◆ What is required ◆
Please recast every line of the items below as a Markdown table with the columns Row and Line, numbering each row and skipping blank lines. Leave the pictures out of the answer.

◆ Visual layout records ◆
⁂

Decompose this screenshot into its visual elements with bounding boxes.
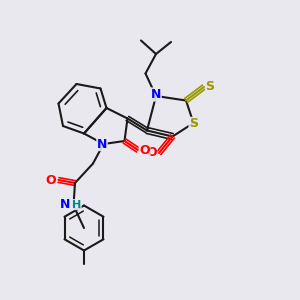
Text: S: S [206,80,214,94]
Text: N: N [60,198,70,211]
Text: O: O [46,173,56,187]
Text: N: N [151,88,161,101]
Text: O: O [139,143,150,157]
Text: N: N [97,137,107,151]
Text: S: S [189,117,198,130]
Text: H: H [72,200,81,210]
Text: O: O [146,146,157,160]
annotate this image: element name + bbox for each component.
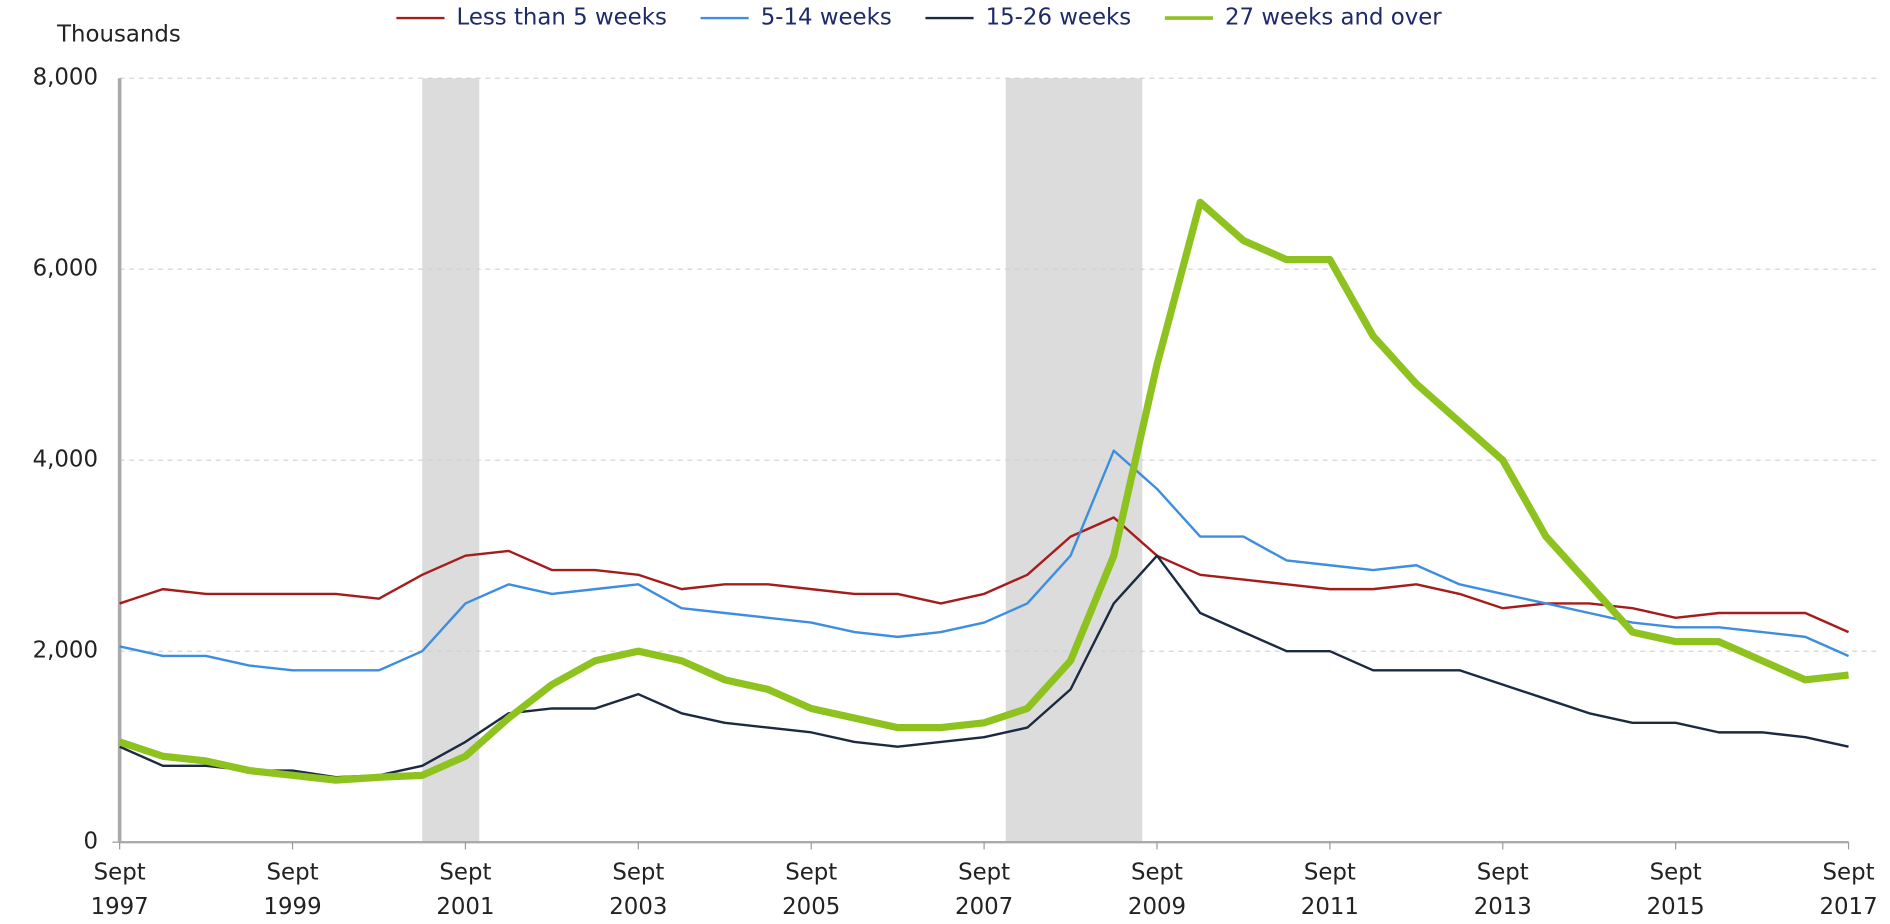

⁂

◆ The solution ◆
| Row | Line |
|---|---|
| 1 | Decompose this screenshot into its visual elements with bounding boxes. |
| 2 | Text: S: S [206,80,214,94] |
| 3 | Text: N: N [60,198,70,211] |
| 4 | Text: O: O [46,173,56,187] |
| 5 | Text: N: N [151,88,161,101] |
| 6 | Text: O: O [139,143,150,157] |
| 7 | Text: N: N [97,137,107,151] |
| 8 | Text: S: S [189,117,198,130] |
| 9 | Text: H: H [72,200,81,210] |
| 10 | Text: O: O [146,146,157,160] |
| 11 | annotate this image: element name + bbox for each component. |